■ **PROBLEM REQUIREMENTS**: Only the lines holding the string "Institute" are needed. Copy each one.
═══ EXERCISE MATERIAL ═══
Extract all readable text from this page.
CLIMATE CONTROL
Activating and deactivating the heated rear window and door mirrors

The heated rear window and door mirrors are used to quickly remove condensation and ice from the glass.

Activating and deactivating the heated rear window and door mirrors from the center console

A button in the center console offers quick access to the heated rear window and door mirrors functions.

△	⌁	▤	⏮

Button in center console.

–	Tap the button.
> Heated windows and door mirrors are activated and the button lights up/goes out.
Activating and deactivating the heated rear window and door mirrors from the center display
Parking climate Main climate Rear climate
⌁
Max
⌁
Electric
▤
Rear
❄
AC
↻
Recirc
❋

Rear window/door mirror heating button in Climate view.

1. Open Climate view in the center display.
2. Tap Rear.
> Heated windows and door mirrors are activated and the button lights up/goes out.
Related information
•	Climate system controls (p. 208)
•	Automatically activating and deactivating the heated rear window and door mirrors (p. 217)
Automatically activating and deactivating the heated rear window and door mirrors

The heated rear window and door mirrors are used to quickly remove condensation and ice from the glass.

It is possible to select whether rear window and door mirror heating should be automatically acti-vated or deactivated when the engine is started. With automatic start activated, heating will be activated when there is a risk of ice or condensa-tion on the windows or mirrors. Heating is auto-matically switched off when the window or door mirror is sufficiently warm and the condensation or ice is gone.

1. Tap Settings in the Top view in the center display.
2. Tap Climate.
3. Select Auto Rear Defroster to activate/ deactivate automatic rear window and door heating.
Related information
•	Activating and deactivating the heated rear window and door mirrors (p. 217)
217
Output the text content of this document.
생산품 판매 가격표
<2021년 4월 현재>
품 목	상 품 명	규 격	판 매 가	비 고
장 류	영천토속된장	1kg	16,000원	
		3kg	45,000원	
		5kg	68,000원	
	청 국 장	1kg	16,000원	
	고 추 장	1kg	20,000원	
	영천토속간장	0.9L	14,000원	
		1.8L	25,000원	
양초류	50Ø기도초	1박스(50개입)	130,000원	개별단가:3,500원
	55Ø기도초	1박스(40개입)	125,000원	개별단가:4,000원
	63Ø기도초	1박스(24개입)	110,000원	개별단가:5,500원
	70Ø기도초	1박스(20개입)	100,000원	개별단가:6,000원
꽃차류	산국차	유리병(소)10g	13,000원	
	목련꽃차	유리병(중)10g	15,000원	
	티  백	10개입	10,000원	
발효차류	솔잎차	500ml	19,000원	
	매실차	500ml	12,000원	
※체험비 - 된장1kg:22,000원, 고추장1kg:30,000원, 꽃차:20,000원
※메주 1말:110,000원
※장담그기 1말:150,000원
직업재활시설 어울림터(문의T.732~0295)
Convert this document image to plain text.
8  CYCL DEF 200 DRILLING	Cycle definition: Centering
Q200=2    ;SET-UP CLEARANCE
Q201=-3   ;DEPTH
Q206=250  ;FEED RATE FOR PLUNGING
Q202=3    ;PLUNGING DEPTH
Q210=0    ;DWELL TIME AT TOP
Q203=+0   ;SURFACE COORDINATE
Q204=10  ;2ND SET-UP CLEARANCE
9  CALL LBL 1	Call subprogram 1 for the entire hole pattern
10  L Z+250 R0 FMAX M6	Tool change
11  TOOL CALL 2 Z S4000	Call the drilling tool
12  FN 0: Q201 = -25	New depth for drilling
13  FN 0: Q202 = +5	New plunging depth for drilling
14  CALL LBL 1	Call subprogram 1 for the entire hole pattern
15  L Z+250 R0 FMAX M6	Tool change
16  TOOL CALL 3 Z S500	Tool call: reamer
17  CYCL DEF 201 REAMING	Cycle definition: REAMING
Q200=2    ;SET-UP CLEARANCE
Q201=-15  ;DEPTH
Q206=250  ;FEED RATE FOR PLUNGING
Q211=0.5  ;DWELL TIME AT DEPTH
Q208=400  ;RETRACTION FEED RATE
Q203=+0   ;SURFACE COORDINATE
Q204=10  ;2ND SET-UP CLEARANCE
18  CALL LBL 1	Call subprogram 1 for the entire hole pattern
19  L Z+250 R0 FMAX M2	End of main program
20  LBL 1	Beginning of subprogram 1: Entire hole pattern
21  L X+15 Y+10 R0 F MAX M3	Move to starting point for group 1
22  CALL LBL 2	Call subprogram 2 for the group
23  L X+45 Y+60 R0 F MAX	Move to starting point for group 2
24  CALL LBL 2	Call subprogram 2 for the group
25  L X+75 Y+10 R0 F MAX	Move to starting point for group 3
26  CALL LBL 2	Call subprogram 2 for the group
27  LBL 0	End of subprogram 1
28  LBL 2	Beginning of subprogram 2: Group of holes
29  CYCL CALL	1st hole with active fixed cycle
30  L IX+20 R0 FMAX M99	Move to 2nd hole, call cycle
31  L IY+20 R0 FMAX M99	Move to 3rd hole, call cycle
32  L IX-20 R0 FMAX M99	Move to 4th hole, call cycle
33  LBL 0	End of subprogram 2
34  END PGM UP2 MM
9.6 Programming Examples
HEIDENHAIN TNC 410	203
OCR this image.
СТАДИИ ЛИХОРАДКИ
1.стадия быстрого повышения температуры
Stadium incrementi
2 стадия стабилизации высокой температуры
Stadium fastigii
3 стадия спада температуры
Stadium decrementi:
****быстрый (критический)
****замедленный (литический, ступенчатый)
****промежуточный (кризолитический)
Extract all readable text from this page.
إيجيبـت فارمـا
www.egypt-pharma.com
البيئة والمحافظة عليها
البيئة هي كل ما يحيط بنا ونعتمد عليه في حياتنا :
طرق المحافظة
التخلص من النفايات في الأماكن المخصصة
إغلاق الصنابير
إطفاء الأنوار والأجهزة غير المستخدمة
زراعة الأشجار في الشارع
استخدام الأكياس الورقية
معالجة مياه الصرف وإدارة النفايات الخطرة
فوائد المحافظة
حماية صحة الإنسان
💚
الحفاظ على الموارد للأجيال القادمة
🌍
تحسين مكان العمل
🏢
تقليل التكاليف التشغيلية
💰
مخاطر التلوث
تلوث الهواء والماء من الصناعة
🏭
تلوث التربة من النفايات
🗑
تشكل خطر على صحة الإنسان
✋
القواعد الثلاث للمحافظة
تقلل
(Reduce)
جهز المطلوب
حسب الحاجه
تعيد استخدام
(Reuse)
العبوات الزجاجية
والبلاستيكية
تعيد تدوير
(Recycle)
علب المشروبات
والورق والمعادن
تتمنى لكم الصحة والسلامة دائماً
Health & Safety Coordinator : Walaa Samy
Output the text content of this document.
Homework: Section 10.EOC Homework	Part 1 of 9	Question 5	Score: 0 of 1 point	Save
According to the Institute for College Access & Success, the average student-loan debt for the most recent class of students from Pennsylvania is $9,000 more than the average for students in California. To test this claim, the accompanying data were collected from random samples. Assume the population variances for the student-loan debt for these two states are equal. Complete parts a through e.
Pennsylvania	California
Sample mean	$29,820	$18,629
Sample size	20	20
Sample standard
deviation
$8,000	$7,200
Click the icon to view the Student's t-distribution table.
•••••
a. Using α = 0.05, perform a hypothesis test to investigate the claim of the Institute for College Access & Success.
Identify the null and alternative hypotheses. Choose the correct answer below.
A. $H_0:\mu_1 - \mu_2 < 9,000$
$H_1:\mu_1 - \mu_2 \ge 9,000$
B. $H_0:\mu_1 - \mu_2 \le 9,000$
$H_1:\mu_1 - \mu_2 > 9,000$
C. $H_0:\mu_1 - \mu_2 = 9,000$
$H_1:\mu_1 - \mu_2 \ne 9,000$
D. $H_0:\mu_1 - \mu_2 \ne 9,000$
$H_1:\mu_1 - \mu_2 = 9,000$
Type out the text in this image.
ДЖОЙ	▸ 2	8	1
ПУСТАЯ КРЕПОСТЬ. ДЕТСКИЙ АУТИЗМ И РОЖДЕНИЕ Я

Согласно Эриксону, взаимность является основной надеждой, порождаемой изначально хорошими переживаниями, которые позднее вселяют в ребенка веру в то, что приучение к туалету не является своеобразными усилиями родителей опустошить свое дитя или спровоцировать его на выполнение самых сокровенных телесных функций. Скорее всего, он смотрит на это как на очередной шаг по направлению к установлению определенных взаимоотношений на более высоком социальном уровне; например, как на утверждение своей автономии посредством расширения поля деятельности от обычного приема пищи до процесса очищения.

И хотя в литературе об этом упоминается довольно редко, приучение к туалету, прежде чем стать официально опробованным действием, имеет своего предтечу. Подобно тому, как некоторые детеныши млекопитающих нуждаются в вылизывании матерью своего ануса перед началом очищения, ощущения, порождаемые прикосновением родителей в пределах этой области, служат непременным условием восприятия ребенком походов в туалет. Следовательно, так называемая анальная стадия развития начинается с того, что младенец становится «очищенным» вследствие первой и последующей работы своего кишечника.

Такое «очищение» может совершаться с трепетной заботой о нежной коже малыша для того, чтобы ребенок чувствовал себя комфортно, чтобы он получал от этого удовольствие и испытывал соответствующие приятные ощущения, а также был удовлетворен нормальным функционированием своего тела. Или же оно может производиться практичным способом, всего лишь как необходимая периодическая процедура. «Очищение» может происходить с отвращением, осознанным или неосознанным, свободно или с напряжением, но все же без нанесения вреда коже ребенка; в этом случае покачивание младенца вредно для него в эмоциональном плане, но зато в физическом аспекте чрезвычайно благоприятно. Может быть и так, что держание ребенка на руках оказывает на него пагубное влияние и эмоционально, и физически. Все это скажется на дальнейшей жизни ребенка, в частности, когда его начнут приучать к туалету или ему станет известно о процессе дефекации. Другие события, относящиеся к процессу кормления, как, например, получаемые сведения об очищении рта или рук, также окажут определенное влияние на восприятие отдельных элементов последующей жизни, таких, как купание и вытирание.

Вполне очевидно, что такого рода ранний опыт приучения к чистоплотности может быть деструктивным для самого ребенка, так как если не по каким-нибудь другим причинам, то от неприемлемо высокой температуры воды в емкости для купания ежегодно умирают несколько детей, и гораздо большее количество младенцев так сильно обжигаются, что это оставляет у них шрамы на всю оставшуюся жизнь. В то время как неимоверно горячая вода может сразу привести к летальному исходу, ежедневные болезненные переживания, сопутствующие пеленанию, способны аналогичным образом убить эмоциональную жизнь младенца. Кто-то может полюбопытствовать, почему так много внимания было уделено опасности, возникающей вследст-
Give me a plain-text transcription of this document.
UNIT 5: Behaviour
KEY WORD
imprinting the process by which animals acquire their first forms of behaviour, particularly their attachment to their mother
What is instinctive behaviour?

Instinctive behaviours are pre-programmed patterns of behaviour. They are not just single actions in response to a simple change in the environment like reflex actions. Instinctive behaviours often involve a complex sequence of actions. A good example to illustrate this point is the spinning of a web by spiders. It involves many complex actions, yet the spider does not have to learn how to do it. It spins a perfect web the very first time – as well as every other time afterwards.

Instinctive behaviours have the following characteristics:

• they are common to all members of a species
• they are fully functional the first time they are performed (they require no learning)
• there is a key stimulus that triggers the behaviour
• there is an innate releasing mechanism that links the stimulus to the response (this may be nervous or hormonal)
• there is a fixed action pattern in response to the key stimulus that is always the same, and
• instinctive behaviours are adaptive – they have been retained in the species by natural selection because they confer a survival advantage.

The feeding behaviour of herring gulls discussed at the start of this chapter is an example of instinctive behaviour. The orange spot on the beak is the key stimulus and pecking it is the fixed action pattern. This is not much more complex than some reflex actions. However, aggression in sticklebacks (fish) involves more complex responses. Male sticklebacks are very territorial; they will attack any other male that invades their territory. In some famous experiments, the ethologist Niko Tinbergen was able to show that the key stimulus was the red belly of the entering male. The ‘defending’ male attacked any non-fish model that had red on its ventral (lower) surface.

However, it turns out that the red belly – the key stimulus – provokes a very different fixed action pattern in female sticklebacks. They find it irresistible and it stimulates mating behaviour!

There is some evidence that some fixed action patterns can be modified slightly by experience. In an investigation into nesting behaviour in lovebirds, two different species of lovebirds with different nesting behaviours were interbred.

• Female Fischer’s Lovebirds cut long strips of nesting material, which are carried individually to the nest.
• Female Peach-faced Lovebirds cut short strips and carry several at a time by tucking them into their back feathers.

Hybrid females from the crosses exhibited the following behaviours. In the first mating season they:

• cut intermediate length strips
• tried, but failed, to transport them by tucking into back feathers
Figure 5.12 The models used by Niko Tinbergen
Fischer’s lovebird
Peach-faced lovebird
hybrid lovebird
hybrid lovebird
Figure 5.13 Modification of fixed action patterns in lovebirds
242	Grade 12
═══
■ **COMPLETED TASK**:
According to the Institute for College Access & Success, the average student-loan debt for the most recent class of students from Pennsylvania is $9,000 more than the average for students in California. To test this claim, the accompanying data were collected from random samples. Assume the population variances for the student-loan debt for these two states are equal. Complete parts a through e.
a. Using α = 0.05, perform a hypothesis test to investigate the claim of the Institute for College Access & Success.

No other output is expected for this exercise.